[START OF Provided material]
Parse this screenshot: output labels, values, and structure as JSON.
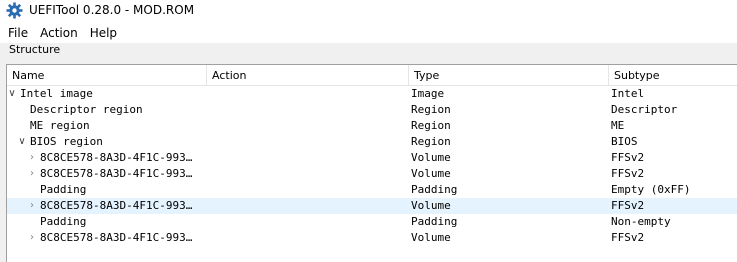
{
  "window": {
    "title": "UEFITool 0.28.0 - MOD.ROM"
  },
  "menu": {
    "items": [
      "File",
      "Action",
      "Help"
    ]
  },
  "structure": {
    "group_label": "Structure",
    "columns": [
      "Name",
      "Action",
      "Type",
      "Subtype"
    ],
    "rows": [
      {
        "name": "Intel image",
        "action": "",
        "type": "Image",
        "subtype": "Intel",
        "expander": "expanded",
        "selected": false
      },
      {
        "name": "Descriptor region",
        "action": "",
        "type": "Region",
        "subtype": "Descriptor",
        "expander": "none",
        "selected": false
      },
      {
        "name": "ME region",
        "action": "",
        "type": "Region",
        "subtype": "ME",
        "expander": "none",
        "selected": false
      },
      {
        "name": "BIOS region",
        "action": "",
        "type": "Region",
        "subtype": "BIOS",
        "expander": "expanded",
        "selected": false
      },
      {
        "name": "8C8CE578-8A3D-4F1C-993…",
        "action": "",
        "type": "Volume",
        "subtype": "FFSv2",
        "expander": "collapsed",
        "selected": false
      },
      {
        "name": "8C8CE578-8A3D-4F1C-993…",
        "action": "",
        "type": "Volume",
        "subtype": "FFSv2",
        "expander": "collapsed",
        "selected": false
      },
      {
        "name": "Padding",
        "action": "",
        "type": "Padding",
        "subtype": "Empty (0xFF)",
        "expander": "none",
        "selected": false
      },
      {
        "name": "8C8CE578-8A3D-4F1C-993…",
        "action": "",
        "type": "Volume",
        "subtype": "FFSv2",
        "expander": "collapsed",
        "selected": true
      },
      {
        "name": "Padding",
        "action": "",
        "type": "Padding",
        "subtype": "Non-empty",
        "expander": "none",
        "selected": false
      },
      {
        "name": "8C8CE578-8A3D-4F1C-993…",
        "action": "",
        "type": "Volume",
        "subtype": "FFSv2",
        "expander": "collapsed",
        "selected": false
      }
    ]
  },
  "icons": {
    "app": "gear-icon",
    "expanded": "chevron-down-icon",
    "collapsed": "chevron-right-icon"
  },
  "colors": {
    "selection": "#e5f3ff",
    "app_icon": "#2b6cb0"
  }
}
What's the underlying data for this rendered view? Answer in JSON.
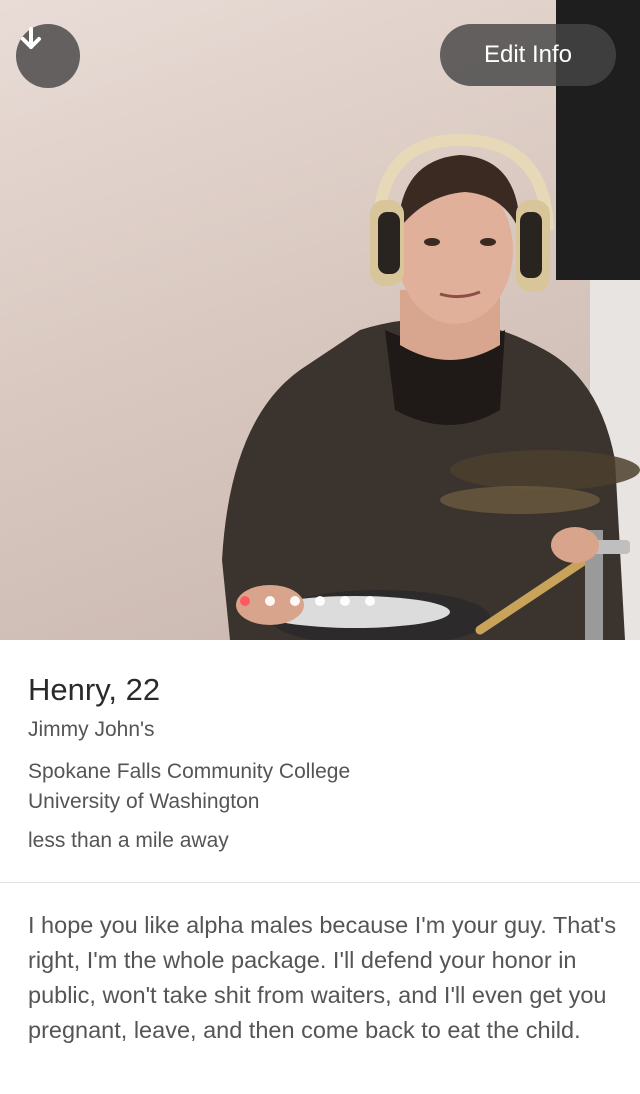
{
  "photo": {
    "down_button_icon": "arrow-down-icon",
    "edit_label": "Edit Info",
    "dot_count": 6,
    "active_dot": 0,
    "active_dot_color": "#ff5a5f"
  },
  "profile": {
    "name_age": "Henry, 22",
    "job": "Jimmy John's",
    "school_1": "Spokane Falls Community College",
    "school_2": "University of Washington",
    "distance": "less than a mile away"
  },
  "bio": {
    "text": "I hope you like alpha males because I'm your guy. That's right, I'm the whole package. I'll defend your honor in public, won't take shit from waiters, and I'll even get you pregnant, leave, and then come back to eat the child."
  }
}
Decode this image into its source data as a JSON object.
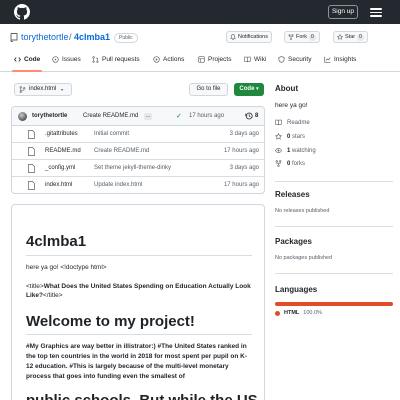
{
  "header": {
    "signup_label": "Sign up",
    "logo_icon": "github-logo-icon",
    "menu_icon": "hamburger-icon"
  },
  "repo": {
    "owner": "torythetortle",
    "separator": "/",
    "name": "4clmba1",
    "visibility": "Public",
    "notifications_label": "Notifications",
    "fork_label": "Fork",
    "fork_count": "0",
    "star_label": "Star",
    "star_count": "0"
  },
  "tabs": [
    {
      "label": "Code",
      "icon": "code-icon"
    },
    {
      "label": "Issues",
      "icon": "issue-icon"
    },
    {
      "label": "Pull requests",
      "icon": "pull-request-icon"
    },
    {
      "label": "Actions",
      "icon": "play-icon"
    },
    {
      "label": "Projects",
      "icon": "table-icon"
    },
    {
      "label": "Wiki",
      "icon": "book-icon"
    },
    {
      "label": "Security",
      "icon": "shield-icon"
    },
    {
      "label": "Insights",
      "icon": "graph-icon"
    }
  ],
  "toolbar": {
    "branch_label": "index.html",
    "goto_label": "Go to file",
    "code_label": "Code"
  },
  "latest_commit": {
    "author": "torythetortle",
    "message": "Create README.md",
    "more": "...",
    "time": "17 hours ago",
    "history_count": "8"
  },
  "files": [
    {
      "name": ".gitattributes",
      "commit": "Initial commit",
      "time": "3 days ago"
    },
    {
      "name": "README.md",
      "commit": "Create README.md",
      "time": "17 hours ago"
    },
    {
      "name": "_config.yml",
      "commit": "Set theme jekyll-theme-dinky",
      "time": "3 days ago"
    },
    {
      "name": "index.html",
      "commit": "Update index.html",
      "time": "17 hours ago"
    }
  ],
  "readme": {
    "title": "4clmba1",
    "line1": "here ya go! <!doctype html>",
    "title_tag_open": "<title>",
    "title_tag_text": "What Does the United States Spending on Education Actually Look Like?",
    "title_tag_close": "</title>",
    "heading2": "Welcome to my project!",
    "paragraph": "#My Graphics are way better in illistrator:) #The United States ranked in the top ten countries in the world in 2018 for most spent per pupil on K-12 education. #This is largely because of the multi-level monetary process that goes into funding even the smallest of",
    "heading3": "public schools. But while the US"
  },
  "sidebar": {
    "about_title": "About",
    "description": "here ya go!",
    "readme_label": "Readme",
    "stars_count": "0",
    "stars_label": "stars",
    "watching_count": "1",
    "watching_label": "watching",
    "forks_count": "0",
    "forks_label": "forks",
    "releases_title": "Releases",
    "releases_empty": "No releases published",
    "packages_title": "Packages",
    "packages_empty": "No packages published",
    "languages_title": "Languages",
    "language_name": "HTML",
    "language_pct": "100.0%",
    "language_color": "#e34c26"
  }
}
[END OF Provided material]
Aim of the exercise - Omit the pictures, then quote the rest of the material above exactly.

Written response -
Parse this screenshot: output labels, values, and structure as JSON.
{
  "window": {
    "title": "UEFITool 0.28.0 - MOD.ROM"
  },
  "menu": {
    "items": [
      "File",
      "Action",
      "Help"
    ]
  },
  "structure": {
    "group_label": "Structure",
    "columns": [
      "Name",
      "Action",
      "Type",
      "Subtype"
    ],
    "rows": [
      {
        "name": "Intel image",
        "action": "",
        "type": "Image",
        "subtype": "Intel",
        "expander": "expanded",
        "selected": false
      },
      {
        "name": "Descriptor region",
        "action": "",
        "type": "Region",
        "subtype": "Descriptor",
        "expander": "none",
        "selected": false
      },
      {
        "name": "ME region",
        "action": "",
        "type": "Region",
        "subtype": "ME",
        "expander": "none",
        "selected": false
      },
      {
        "name": "BIOS region",
        "action": "",
        "type": "Region",
        "subtype": "BIOS",
        "expander": "expanded",
        "selected": false
      },
      {
        "name": "8C8CE578-8A3D-4F1C-993…",
        "action": "",
        "type": "Volume",
        "subtype": "FFSv2",
        "expander": "collapsed",
        "selected": false
      },
      {
        "name": "8C8CE578-8A3D-4F1C-993…",
        "action": "",
        "type": "Volume",
        "subtype": "FFSv2",
        "expander": "collapsed",
        "selected": false
      },
      {
        "name": "Padding",
        "action": "",
        "type": "Padding",
        "subtype": "Empty (0xFF)",
        "expander": "none",
        "selected": false
      },
      {
        "name": "8C8CE578-8A3D-4F1C-993…",
        "action": "",
        "type": "Volume",
        "subtype": "FFSv2",
        "expander": "collapsed",
        "selected": true
      },
      {
        "name": "Padding",
        "action": "",
        "type": "Padding",
        "subtype": "Non-empty",
        "expander": "none",
        "selected": false
      },
      {
        "name": "8C8CE578-8A3D-4F1C-993…",
        "action": "",
        "type": "Volume",
        "subtype": "FFSv2",
        "expander": "collapsed",
        "selected": false
      }
    ]
  },
  "icons": {
    "app": "gear-icon",
    "expanded": "chevron-down-icon",
    "collapsed": "chevron-right-icon"
  },
  "colors": {
    "selection": "#e5f3ff",
    "app_icon": "#2b6cb0"
  }
}
What's the underlying data for this rendered view? Answer in JSON.
{
  "photo": {
    "down_button_icon": "arrow-down-icon",
    "edit_label": "Edit Info",
    "dot_count": 6,
    "active_dot": 0,
    "active_dot_color": "#ff5a5f"
  },
  "profile": {
    "name_age": "Henry, 22",
    "job": "Jimmy John's",
    "school_1": "Spokane Falls Community College",
    "school_2": "University of Washington",
    "distance": "less than a mile away"
  },
  "bio": {
    "text": "I hope you like alpha males because I'm your guy. That's right, I'm the whole package. I'll defend your honor in public, won't take shit from waiters, and I'll even get you pregnant, leave, and then come back to eat the child."
  }
}
Decode this image into its source data as a JSON object.
{
  "header": {
    "signup_label": "Sign up",
    "logo_icon": "github-logo-icon",
    "menu_icon": "hamburger-icon"
  },
  "repo": {
    "owner": "torythetortle",
    "separator": "/",
    "name": "4clmba1",
    "visibility": "Public",
    "notifications_label": "Notifications",
    "fork_label": "Fork",
    "fork_count": "0",
    "star_label": "Star",
    "star_count": "0"
  },
  "tabs": [
    {
      "label": "Code",
      "icon": "code-icon"
    },
    {
      "label": "Issues",
      "icon": "issue-icon"
    },
    {
      "label": "Pull requests",
      "icon": "pull-request-icon"
    },
    {
      "label": "Actions",
      "icon": "play-icon"
    },
    {
      "label": "Projects",
      "icon": "table-icon"
    },
    {
      "label": "Wiki",
      "icon": "book-icon"
    },
    {
      "label": "Security",
      "icon": "shield-icon"
    },
    {
      "label": "Insights",
      "icon": "graph-icon"
    }
  ],
  "toolbar": {
    "branch_label": "index.html",
    "goto_label": "Go to file",
    "code_label": "Code"
  },
  "latest_commit": {
    "author": "torythetortle",
    "message": "Create README.md",
    "more": "...",
    "time": "17 hours ago",
    "history_count": "8"
  },
  "files": [
    {
      "name": ".gitattributes",
      "commit": "Initial commit",
      "time": "3 days ago"
    },
    {
      "name": "README.md",
      "commit": "Create README.md",
      "time": "17 hours ago"
    },
    {
      "name": "_config.yml",
      "commit": "Set theme jekyll-theme-dinky",
      "time": "3 days ago"
    },
    {
      "name": "index.html",
      "commit": "Update index.html",
      "time": "17 hours ago"
    }
  ],
  "readme": {
    "title": "4clmba1",
    "line1": "here ya go! <!doctype html>",
    "title_tag_open": "<title>",
    "title_tag_text": "What Does the United States Spending on Education Actually Look Like?",
    "title_tag_close": "</title>",
    "heading2": "Welcome to my project!",
    "paragraph": "#My Graphics are way better in illistrator:) #The United States ranked in the top ten countries in the world in 2018 for most spent per pupil on K-12 education. #This is largely because of the multi-level monetary process that goes into funding even the smallest of",
    "heading3": "public schools. But while the US"
  },
  "sidebar": {
    "about_title": "About",
    "description": "here ya go!",
    "readme_label": "Readme",
    "stars_count": "0",
    "stars_label": "stars",
    "watching_count": "1",
    "watching_label": "watching",
    "forks_count": "0",
    "forks_label": "forks",
    "releases_title": "Releases",
    "releases_empty": "No releases published",
    "packages_title": "Packages",
    "packages_empty": "No packages published",
    "languages_title": "Languages",
    "language_name": "HTML",
    "language_pct": "100.0%",
    "language_color": "#e34c26"
  }
}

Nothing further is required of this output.